The default for bouncy-castle when you just specify RSA is RSA/NONE/NOPADDING
This is the same result as RSA/ECB/NOPADDING as well.

Cipher.getMaxAllowedKeyLength("AES") returns 128, what does that mean if I want to do AES256

I've been told to encrypt some form data (strings) using AES256 and was given a nice library which already does it all. I was just trying to make sure I understand it a bit better and learn a bit about encryption since it isn't something I am ever comfortable with. While doing that I ran a test I saw on some website, it said to call this Cipher.getMaxAllowedKeyLength("AES") which gives you the maximum key length. The result was 128.
Anyways the max allowed key length is 128, does that mean I can not use AES256? or are those unrelated?
EDIT: I should mention that I do know how to get the unlimited policy files to change this, I'm just trying to understand this whole deal better before proceeding.
For US export restriction reasons, Java ships with 128-bit security by default only. You need to download and install the Java Cryptography Extension if you want to work with 256-bit+ security.
The getMaxAllowedKeyLength() has been introduced just for this purpose, otherwise you would have to handle an exception during the Cipher encryption/decryption operations (update and doFinal) to test if the restrictions apply. As the policy files may change in time or for different versions of Java, it is easier to test with a method.
Note that getMaxAllowedKeyLength() should not be used for any other reason than testing for restrictions. Notably, it may well return Integer.MAX_VALUE instead of a valid key size.
And of course, if it returns 128 you cannot use AES with a key size of 256.
To remedy this you need to install the Unlimited Strength Jurisdiction Policy Files for the Oracle JRE / JDK and then copy it into the (jre)/lib/security folder of all the Java installations where you want to use larger key sizes. You can overwrite the files that are already there. You may need local admin rights or similar rights on that folder to do so.
If that is not possible you could use another implementation of AES that doesn't require the Cipher class as this class actually enforces the limitations. There are a few tricks around this issue as well.

EXERCISES TO COMPLETE:
a) In the AES key length text, reproduce the part that opens with the words "I've been told" and closes with "better before proceeding.", switching "form data" to "user input".
b) Answer these questions from the AES key length text:
(i) What value did Cipher.getMaxAllowedKeyLength("AES") return in the test?
(ii) Why does Java ship with only 128-bit security by default?
(iii) Into which folder should the Unlimited Strength Jurisdiction Policy Files be copied?
c) Continue the AES key length text from the point where it stops.

SOURCE DATA:
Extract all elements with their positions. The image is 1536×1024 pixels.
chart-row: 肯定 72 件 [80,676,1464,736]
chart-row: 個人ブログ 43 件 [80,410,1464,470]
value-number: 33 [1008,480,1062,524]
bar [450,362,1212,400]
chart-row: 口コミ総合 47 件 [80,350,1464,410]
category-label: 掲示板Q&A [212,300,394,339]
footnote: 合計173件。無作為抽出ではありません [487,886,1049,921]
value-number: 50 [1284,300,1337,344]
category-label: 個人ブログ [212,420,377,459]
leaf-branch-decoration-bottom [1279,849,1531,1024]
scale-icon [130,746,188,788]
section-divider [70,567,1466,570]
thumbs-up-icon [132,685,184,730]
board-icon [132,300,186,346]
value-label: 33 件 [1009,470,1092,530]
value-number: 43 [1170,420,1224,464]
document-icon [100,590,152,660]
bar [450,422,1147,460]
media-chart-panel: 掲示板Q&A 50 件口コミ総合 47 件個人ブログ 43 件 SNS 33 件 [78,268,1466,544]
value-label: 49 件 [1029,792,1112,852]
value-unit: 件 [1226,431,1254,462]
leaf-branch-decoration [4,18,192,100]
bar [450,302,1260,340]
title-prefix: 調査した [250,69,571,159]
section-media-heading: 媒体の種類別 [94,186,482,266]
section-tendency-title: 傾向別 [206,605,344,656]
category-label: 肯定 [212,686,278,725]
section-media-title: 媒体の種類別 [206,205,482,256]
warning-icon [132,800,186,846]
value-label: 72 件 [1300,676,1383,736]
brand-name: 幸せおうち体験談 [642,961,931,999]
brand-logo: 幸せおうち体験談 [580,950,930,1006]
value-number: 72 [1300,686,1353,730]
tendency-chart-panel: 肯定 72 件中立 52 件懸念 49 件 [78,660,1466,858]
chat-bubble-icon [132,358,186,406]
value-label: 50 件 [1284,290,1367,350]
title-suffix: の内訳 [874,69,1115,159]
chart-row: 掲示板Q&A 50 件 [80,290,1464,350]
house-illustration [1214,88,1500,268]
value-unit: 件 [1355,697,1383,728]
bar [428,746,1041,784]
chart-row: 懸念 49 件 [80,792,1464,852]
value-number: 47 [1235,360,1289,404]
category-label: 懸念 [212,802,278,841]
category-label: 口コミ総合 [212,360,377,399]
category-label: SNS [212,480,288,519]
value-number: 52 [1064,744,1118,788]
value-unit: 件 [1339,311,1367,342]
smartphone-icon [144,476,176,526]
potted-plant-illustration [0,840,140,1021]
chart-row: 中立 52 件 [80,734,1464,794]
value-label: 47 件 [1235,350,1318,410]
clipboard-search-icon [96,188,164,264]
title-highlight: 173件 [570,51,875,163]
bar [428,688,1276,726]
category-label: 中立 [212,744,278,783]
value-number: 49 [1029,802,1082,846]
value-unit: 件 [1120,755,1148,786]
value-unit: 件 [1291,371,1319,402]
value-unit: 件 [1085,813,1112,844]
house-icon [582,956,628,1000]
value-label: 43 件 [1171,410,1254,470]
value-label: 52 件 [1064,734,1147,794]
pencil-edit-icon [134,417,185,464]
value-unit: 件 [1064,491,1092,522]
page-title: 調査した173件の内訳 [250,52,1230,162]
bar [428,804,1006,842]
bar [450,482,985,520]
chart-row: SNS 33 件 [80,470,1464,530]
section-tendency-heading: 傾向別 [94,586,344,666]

OUTPUTS BY TASK:
a)
I've been told to encrypt some user input (strings) using AES256 and was given a nice library which already does it all. I was just trying to make sure I understand it a bit better and learn a bit about encryption since it isn't something I am ever comfortable with. While doing that I ran a test I saw on some website, it said to call this Cipher.getMaxAllowedKeyLength("AES") which gives you the maximum key length. The result was 128.
Anyways the max allowed key length is 128, does that mean I can not use AES256? or are those unrelated?
EDIT: I should mention that I do know how to get the unlimited policy files to change this, I'm just trying to understand this whole deal better before proceeding.

b)
(i) 128
(ii) US export restrictions
(iii) The (jre)/lib/security folder of each Java installation that should use larger key sizes

c)
Decryption and encryption between JAVA and Delphi

I'm trying to make a decryption of a string in JAVA encrypted in Delphi with DCPcrypt. DCPcrypt uses a Hash algorithms and a custom key for initialization, then an encryption algorithm. Is it possible to decrypt it in JAVA using Java ™ Cryptography Architecture or another JAVA cryptography library? If not have you any idea what libraries combination in JAVA and Delphi allows to have the same results for decryption and encryption of any string ?
Try Chilkat Android and Chilkat Delphi: https://www.chilkatsoft.com
The one thing you have to do to get the Chilkat examples for Delphi and Android to produce the exact same encrypted strings is change the padding scheme to 4. Out of the box, the Android example has a padding scheme of 0, and that results in different trailing bytes. It's worth noting that the Delphi and Java examples have no issues at all.
Now that you've got the answer, and having spent a week on this, I can tell you what doesn't work.
Trying to mix 3DES messages, whether using SHA1 or MD5 on the password, between JCE+JCA and Delphi Encryption Compendium is not going to work. For starters, DEC MD5 is crap. You're better off using the Indy MD5 hash class. It's too bad the version of Indy that comes with XE doesn't include encryption, because their MD5 hash class is flawless and easy to use.
Lockbox didn't want to play nice with Java encryption. In that case it may be that I was so burned out on DEC that I had lost all patience. Again, I spent an entire week, all day and into the night trying to get the various parts to work. I never got to DCP. The next thing I tried was Chilkat.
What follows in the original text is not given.